WRITTEN PROBLEM. Tell how many lines carry the word "tanyagondnok"; the reply is the number and nothing else.

— Start of SUPPLIED DATA —

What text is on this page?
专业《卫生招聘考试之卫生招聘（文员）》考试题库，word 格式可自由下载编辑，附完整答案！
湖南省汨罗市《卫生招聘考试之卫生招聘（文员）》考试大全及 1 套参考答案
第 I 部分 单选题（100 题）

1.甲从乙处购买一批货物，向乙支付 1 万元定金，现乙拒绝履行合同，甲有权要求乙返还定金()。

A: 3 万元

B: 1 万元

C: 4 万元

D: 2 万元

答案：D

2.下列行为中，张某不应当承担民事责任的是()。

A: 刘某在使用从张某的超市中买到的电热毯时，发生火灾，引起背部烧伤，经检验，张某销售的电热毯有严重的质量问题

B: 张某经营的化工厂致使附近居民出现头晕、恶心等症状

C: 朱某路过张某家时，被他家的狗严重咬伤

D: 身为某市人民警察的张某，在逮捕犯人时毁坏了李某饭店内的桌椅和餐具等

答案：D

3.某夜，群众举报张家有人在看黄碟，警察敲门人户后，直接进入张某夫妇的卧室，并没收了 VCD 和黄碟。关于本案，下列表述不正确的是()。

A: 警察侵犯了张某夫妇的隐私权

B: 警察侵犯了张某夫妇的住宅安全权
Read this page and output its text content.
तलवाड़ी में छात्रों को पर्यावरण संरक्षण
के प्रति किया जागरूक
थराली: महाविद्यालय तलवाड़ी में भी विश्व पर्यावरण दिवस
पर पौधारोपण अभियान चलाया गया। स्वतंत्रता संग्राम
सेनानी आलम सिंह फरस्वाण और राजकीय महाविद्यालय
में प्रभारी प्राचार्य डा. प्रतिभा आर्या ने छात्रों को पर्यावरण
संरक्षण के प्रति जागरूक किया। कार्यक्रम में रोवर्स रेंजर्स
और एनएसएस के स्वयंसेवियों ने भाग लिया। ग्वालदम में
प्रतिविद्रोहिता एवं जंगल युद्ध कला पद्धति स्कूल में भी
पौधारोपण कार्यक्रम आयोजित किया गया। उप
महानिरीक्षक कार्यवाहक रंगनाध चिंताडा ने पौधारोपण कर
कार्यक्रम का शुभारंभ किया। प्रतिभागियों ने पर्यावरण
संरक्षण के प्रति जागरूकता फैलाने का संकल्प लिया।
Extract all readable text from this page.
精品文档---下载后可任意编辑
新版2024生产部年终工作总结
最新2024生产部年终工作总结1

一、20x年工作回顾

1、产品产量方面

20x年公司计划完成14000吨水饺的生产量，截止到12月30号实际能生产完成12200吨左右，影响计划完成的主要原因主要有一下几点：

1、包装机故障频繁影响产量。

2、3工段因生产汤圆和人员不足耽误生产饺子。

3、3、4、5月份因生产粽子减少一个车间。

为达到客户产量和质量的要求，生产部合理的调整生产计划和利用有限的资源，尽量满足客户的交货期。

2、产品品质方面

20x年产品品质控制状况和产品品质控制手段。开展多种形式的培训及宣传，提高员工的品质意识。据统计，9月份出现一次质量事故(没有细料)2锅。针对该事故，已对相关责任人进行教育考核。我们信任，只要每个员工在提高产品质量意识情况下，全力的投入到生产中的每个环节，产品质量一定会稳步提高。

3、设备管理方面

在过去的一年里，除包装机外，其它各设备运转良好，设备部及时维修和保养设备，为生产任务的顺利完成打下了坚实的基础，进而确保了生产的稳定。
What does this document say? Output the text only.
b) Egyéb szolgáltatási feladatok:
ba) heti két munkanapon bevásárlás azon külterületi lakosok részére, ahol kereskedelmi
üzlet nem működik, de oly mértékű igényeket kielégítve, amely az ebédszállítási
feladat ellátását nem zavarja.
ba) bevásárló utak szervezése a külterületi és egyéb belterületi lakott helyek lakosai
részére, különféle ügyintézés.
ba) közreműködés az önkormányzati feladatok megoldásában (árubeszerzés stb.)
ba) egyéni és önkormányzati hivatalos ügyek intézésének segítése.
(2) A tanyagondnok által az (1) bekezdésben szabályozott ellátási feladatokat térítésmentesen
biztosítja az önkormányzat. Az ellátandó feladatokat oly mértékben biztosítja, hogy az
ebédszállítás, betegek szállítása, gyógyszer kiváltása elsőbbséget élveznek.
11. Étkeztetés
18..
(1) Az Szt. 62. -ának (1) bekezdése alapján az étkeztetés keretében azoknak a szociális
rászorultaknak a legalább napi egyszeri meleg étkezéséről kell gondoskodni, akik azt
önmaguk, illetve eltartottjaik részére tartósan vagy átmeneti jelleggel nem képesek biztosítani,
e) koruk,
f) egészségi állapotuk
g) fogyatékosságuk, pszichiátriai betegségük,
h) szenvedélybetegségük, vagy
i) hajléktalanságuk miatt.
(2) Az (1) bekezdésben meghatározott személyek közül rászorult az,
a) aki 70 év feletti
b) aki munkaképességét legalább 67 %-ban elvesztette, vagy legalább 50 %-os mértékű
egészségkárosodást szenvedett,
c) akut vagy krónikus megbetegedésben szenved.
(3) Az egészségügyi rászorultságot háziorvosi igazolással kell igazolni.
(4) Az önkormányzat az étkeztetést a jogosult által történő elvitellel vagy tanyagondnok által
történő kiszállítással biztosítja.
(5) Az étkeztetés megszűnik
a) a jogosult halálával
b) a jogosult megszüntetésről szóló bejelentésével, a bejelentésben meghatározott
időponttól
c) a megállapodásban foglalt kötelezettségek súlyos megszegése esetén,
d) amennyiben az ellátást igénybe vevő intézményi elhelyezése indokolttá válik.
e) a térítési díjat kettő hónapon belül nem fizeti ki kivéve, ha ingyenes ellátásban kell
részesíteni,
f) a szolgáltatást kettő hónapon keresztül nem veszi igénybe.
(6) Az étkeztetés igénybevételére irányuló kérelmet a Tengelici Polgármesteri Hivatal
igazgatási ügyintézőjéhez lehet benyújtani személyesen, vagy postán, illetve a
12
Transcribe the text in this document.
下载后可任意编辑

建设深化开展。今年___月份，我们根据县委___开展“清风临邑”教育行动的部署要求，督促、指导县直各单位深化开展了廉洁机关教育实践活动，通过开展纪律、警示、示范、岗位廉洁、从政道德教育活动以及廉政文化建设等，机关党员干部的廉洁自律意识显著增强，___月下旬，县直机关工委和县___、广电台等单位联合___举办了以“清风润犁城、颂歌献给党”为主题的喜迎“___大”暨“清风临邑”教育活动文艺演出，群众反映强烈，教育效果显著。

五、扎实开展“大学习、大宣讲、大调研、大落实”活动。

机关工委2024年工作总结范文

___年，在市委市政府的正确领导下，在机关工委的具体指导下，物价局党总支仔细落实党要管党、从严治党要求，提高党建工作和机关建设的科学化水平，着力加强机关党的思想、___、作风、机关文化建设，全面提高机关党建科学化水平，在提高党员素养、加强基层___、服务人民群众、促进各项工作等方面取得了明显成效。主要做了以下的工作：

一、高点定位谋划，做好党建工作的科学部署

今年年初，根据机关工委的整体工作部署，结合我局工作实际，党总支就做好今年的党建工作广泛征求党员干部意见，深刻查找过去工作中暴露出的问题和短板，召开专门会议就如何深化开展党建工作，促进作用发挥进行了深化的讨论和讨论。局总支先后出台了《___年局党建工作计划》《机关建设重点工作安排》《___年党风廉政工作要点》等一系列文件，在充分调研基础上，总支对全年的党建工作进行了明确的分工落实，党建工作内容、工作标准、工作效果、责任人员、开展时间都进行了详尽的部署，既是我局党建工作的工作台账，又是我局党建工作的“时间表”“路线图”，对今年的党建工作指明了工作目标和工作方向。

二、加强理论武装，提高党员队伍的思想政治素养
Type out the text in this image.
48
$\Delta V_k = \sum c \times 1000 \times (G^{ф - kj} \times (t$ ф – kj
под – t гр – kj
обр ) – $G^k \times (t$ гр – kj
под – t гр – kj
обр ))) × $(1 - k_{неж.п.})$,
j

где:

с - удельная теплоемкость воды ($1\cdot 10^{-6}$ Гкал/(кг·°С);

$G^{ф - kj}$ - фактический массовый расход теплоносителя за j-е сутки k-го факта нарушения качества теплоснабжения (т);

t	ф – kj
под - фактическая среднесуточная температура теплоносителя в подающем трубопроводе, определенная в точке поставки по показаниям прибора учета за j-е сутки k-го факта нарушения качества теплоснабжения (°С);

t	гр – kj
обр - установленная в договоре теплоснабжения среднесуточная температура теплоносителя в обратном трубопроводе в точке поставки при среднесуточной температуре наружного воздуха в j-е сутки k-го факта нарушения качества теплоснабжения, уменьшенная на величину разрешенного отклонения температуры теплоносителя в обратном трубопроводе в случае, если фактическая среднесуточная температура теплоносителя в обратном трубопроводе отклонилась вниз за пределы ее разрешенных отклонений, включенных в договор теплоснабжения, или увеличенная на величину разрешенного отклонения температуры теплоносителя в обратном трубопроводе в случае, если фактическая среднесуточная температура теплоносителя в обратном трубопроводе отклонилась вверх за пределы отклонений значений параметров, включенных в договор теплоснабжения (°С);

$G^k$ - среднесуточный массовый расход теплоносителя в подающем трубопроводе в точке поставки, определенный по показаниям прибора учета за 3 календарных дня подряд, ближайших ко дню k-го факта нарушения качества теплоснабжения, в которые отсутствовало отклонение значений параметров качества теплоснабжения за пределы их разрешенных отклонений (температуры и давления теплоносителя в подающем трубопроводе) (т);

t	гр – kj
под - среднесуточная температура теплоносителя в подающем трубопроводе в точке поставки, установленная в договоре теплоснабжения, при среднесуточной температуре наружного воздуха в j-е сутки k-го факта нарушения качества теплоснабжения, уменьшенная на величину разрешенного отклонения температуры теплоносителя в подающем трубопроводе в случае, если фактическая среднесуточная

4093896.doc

— End of SUPPLIED DATA —

TASK OUTPUT. 2